| Work to do |
Copy all of the material below exactly.

| Data provided |
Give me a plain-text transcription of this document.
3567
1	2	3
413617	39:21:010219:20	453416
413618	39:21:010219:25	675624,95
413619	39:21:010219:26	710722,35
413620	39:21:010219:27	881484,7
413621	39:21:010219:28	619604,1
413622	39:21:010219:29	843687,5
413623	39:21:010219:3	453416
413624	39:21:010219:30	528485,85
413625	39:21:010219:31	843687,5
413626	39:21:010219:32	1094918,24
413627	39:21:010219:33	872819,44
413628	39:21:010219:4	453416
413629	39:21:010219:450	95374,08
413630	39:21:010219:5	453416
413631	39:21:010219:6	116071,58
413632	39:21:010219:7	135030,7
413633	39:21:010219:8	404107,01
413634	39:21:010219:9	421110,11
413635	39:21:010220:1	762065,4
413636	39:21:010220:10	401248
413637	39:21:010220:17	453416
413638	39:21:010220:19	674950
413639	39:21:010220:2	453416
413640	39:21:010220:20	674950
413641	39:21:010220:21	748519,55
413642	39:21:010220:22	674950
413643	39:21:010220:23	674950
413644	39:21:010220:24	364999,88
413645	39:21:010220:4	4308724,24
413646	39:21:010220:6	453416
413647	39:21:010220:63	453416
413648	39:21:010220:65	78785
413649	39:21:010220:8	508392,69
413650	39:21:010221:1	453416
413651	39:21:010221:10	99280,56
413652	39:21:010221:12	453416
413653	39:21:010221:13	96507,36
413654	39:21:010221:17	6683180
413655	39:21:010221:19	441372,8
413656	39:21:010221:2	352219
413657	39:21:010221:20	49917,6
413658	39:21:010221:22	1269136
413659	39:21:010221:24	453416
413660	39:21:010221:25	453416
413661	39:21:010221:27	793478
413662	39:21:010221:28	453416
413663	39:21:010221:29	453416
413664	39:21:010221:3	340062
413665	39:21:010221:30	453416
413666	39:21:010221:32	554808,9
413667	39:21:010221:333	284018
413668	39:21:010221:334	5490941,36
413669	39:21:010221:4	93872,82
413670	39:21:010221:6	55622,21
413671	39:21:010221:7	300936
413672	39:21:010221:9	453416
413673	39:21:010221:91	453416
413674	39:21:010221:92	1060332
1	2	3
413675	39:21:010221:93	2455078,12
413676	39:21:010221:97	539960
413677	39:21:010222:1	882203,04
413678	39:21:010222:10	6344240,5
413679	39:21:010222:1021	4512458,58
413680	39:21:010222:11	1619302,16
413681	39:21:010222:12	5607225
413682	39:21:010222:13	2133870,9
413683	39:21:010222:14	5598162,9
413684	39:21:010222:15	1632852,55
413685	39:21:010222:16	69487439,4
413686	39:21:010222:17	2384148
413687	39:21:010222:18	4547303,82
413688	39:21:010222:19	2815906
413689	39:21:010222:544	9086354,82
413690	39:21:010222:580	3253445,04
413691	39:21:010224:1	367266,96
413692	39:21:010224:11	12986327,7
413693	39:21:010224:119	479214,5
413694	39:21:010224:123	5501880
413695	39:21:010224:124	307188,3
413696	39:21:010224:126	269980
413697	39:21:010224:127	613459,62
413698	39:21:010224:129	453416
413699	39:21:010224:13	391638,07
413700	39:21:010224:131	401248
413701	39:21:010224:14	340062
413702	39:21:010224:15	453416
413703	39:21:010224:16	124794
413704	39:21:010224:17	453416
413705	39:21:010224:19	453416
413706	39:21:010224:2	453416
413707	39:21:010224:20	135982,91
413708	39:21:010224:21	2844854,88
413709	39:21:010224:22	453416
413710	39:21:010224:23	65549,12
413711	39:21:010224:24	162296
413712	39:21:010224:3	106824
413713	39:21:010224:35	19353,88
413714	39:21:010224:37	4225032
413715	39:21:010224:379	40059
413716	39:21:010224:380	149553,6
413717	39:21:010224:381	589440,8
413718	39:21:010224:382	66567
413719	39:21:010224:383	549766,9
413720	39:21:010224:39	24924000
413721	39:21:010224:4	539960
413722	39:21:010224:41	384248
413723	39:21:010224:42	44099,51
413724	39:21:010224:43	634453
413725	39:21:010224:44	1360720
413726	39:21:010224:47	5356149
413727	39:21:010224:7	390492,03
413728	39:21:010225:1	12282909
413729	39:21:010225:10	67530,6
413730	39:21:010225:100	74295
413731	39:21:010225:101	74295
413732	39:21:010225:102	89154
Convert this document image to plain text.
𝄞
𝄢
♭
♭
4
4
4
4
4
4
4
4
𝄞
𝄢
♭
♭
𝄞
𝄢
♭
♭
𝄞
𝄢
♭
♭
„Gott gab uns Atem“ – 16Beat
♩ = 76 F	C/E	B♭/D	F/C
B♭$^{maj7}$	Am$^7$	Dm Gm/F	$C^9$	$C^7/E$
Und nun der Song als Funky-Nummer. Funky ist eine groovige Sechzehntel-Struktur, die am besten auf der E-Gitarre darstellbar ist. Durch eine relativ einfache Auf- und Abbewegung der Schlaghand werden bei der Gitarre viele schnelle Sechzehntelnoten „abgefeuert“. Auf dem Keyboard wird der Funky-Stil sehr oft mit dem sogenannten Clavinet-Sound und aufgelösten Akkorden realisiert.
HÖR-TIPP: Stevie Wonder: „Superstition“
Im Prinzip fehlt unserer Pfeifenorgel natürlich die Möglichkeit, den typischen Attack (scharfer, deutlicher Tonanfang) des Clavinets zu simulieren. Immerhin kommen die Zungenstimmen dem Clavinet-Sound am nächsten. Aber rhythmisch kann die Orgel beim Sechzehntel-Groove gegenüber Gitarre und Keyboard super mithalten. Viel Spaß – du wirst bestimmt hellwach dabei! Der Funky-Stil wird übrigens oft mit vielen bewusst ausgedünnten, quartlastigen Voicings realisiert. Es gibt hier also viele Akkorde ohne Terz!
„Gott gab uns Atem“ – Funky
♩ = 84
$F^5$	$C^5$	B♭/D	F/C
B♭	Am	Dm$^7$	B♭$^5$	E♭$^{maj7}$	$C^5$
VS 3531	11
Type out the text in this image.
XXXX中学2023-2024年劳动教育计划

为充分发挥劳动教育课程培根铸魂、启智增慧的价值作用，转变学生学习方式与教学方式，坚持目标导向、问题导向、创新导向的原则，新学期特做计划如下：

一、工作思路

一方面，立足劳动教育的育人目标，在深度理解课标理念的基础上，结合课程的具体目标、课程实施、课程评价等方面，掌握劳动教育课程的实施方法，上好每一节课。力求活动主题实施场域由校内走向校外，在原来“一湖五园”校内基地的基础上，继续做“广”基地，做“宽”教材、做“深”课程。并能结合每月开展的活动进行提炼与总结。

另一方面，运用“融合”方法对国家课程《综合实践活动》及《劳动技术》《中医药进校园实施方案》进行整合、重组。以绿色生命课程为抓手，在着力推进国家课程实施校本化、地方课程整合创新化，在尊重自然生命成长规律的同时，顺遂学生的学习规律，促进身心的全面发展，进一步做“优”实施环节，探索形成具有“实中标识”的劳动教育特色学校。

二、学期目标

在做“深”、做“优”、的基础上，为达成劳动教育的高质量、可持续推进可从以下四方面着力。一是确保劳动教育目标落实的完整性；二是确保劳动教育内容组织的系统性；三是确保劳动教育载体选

| Expected answer |
Give me a plain-text transcription of this document.
3567
1	2	3
413617	39:21:010219:20	453416
413618	39:21:010219:25	675624,95
413619	39:21:010219:26	710722,35
413620	39:21:010219:27	881484,7
413621	39:21:010219:28	619604,1
413622	39:21:010219:29	843687,5
413623	39:21:010219:3	453416
413624	39:21:010219:30	528485,85
413625	39:21:010219:31	843687,5
413626	39:21:010219:32	1094918,24
413627	39:21:010219:33	872819,44
413628	39:21:010219:4	453416
413629	39:21:010219:450	95374,08
413630	39:21:010219:5	453416
413631	39:21:010219:6	116071,58
413632	39:21:010219:7	135030,7
413633	39:21:010219:8	404107,01
413634	39:21:010219:9	421110,11
413635	39:21:010220:1	762065,4
413636	39:21:010220:10	401248
413637	39:21:010220:17	453416
413638	39:21:010220:19	674950
413639	39:21:010220:2	453416
413640	39:21:010220:20	674950
413641	39:21:010220:21	748519,55
413642	39:21:010220:22	674950
413643	39:21:010220:23	674950
413644	39:21:010220:24	364999,88
413645	39:21:010220:4	4308724,24
413646	39:21:010220:6	453416
413647	39:21:010220:63	453416
413648	39:21:010220:65	78785
413649	39:21:010220:8	508392,69
413650	39:21:010221:1	453416
413651	39:21:010221:10	99280,56
413652	39:21:010221:12	453416
413653	39:21:010221:13	96507,36
413654	39:21:010221:17	6683180
413655	39:21:010221:19	441372,8
413656	39:21:010221:2	352219
413657	39:21:010221:20	49917,6
413658	39:21:010221:22	1269136
413659	39:21:010221:24	453416
413660	39:21:010221:25	453416
413661	39:21:010221:27	793478
413662	39:21:010221:28	453416
413663	39:21:010221:29	453416
413664	39:21:010221:3	340062
413665	39:21:010221:30	453416
413666	39:21:010221:32	554808,9
413667	39:21:010221:333	284018
413668	39:21:010221:334	5490941,36
413669	39:21:010221:4	93872,82
413670	39:21:010221:6	55622,21
413671	39:21:010221:7	300936
413672	39:21:010221:9	453416
413673	39:21:010221:91	453416
413674	39:21:010221:92	1060332
1	2	3
413675	39:21:010221:93	2455078,12
413676	39:21:010221:97	539960
413677	39:21:010222:1	882203,04
413678	39:21:010222:10	6344240,5
413679	39:21:010222:1021	4512458,58
413680	39:21:010222:11	1619302,16
413681	39:21:010222:12	5607225
413682	39:21:010222:13	2133870,9
413683	39:21:010222:14	5598162,9
413684	39:21:010222:15	1632852,55
413685	39:21:010222:16	69487439,4
413686	39:21:010222:17	2384148
413687	39:21:010222:18	4547303,82
413688	39:21:010222:19	2815906
413689	39:21:010222:544	9086354,82
413690	39:21:010222:580	3253445,04
413691	39:21:010224:1	367266,96
413692	39:21:010224:11	12986327,7
413693	39:21:010224:119	479214,5
413694	39:21:010224:123	5501880
413695	39:21:010224:124	307188,3
413696	39:21:010224:126	269980
413697	39:21:010224:127	613459,62
413698	39:21:010224:129	453416
413699	39:21:010224:13	391638,07
413700	39:21:010224:131	401248
413701	39:21:010224:14	340062
413702	39:21:010224:15	453416
413703	39:21:010224:16	124794
413704	39:21:010224:17	453416
413705	39:21:010224:19	453416
413706	39:21:010224:2	453416
413707	39:21:010224:20	135982,91
413708	39:21:010224:21	2844854,88
413709	39:21:010224:22	453416
413710	39:21:010224:23	65549,12
413711	39:21:010224:24	162296
413712	39:21:010224:3	106824
413713	39:21:010224:35	19353,88
413714	39:21:010224:37	4225032
413715	39:21:010224:379	40059
413716	39:21:010224:380	149553,6
413717	39:21:010224:381	589440,8
413718	39:21:010224:382	66567
413719	39:21:010224:383	549766,9
413720	39:21:010224:39	24924000
413721	39:21:010224:4	539960
413722	39:21:010224:41	384248
413723	39:21:010224:42	44099,51
413724	39:21:010224:43	634453
413725	39:21:010224:44	1360720
413726	39:21:010224:47	5356149
413727	39:21:010224:7	390492,03
413728	39:21:010225:1	12282909
413729	39:21:010225:10	67530,6
413730	39:21:010225:100	74295
413731	39:21:010225:101	74295
413732	39:21:010225:102	89154
Convert this document image to plain text.
𝄞
𝄢
♭
♭
4
4
4
4
4
4
4
4
𝄞
𝄢
♭
♭
𝄞
𝄢
♭
♭
𝄞
𝄢
♭
♭
„Gott gab uns Atem“ – 16Beat
♩ = 76 F	C/E	B♭/D	F/C
B♭$^{maj7}$	Am$^7$	Dm Gm/F	$C^9$	$C^7/E$
Und nun der Song als Funky-Nummer. Funky ist eine groovige Sechzehntel-Struktur, die am besten auf der E-Gitarre darstellbar ist. Durch eine relativ einfache Auf- und Abbewegung der Schlaghand werden bei der Gitarre viele schnelle Sechzehntelnoten „abgefeuert“. Auf dem Keyboard wird der Funky-Stil sehr oft mit dem sogenannten Clavinet-Sound und aufgelösten Akkorden realisiert.
HÖR-TIPP: Stevie Wonder: „Superstition“
Im Prinzip fehlt unserer Pfeifenorgel natürlich die Möglichkeit, den typischen Attack (scharfer, deutlicher Tonanfang) des Clavinets zu simulieren. Immerhin kommen die Zungenstimmen dem Clavinet-Sound am nächsten. Aber rhythmisch kann die Orgel beim Sechzehntel-Groove gegenüber Gitarre und Keyboard super mithalten. Viel Spaß – du wirst bestimmt hellwach dabei! Der Funky-Stil wird übrigens oft mit vielen bewusst ausgedünnten, quartlastigen Voicings realisiert. Es gibt hier also viele Akkorde ohne Terz!
„Gott gab uns Atem“ – Funky
♩ = 84
$F^5$	$C^5$	B♭/D	F/C
B♭	Am	Dm$^7$	B♭$^5$	E♭$^{maj7}$	$C^5$
VS 3531	11
Type out the text in this image.
XXXX中学2023-2024年劳动教育计划

为充分发挥劳动教育课程培根铸魂、启智增慧的价值作用，转变学生学习方式与教学方式，坚持目标导向、问题导向、创新导向的原则，新学期特做计划如下：

一、工作思路

一方面，立足劳动教育的育人目标，在深度理解课标理念的基础上，结合课程的具体目标、课程实施、课程评价等方面，掌握劳动教育课程的实施方法，上好每一节课。力求活动主题实施场域由校内走向校外，在原来“一湖五园”校内基地的基础上，继续做“广”基地，做“宽”教材、做“深”课程。并能结合每月开展的活动进行提炼与总结。

另一方面，运用“融合”方法对国家课程《综合实践活动》及《劳动技术》《中医药进校园实施方案》进行整合、重组。以绿色生命课程为抓手，在着力推进国家课程实施校本化、地方课程整合创新化，在尊重自然生命成长规律的同时，顺遂学生的学习规律，促进身心的全面发展，进一步做“优”实施环节，探索形成具有“实中标识”的劳动教育特色学校。

二、学期目标

在做“深”、做“优”、的基础上，为达成劳动教育的高质量、可持续推进可从以下四方面着力。一是确保劳动教育目标落实的完整性；二是确保劳动教育内容组织的系统性；三是确保劳动教育载体选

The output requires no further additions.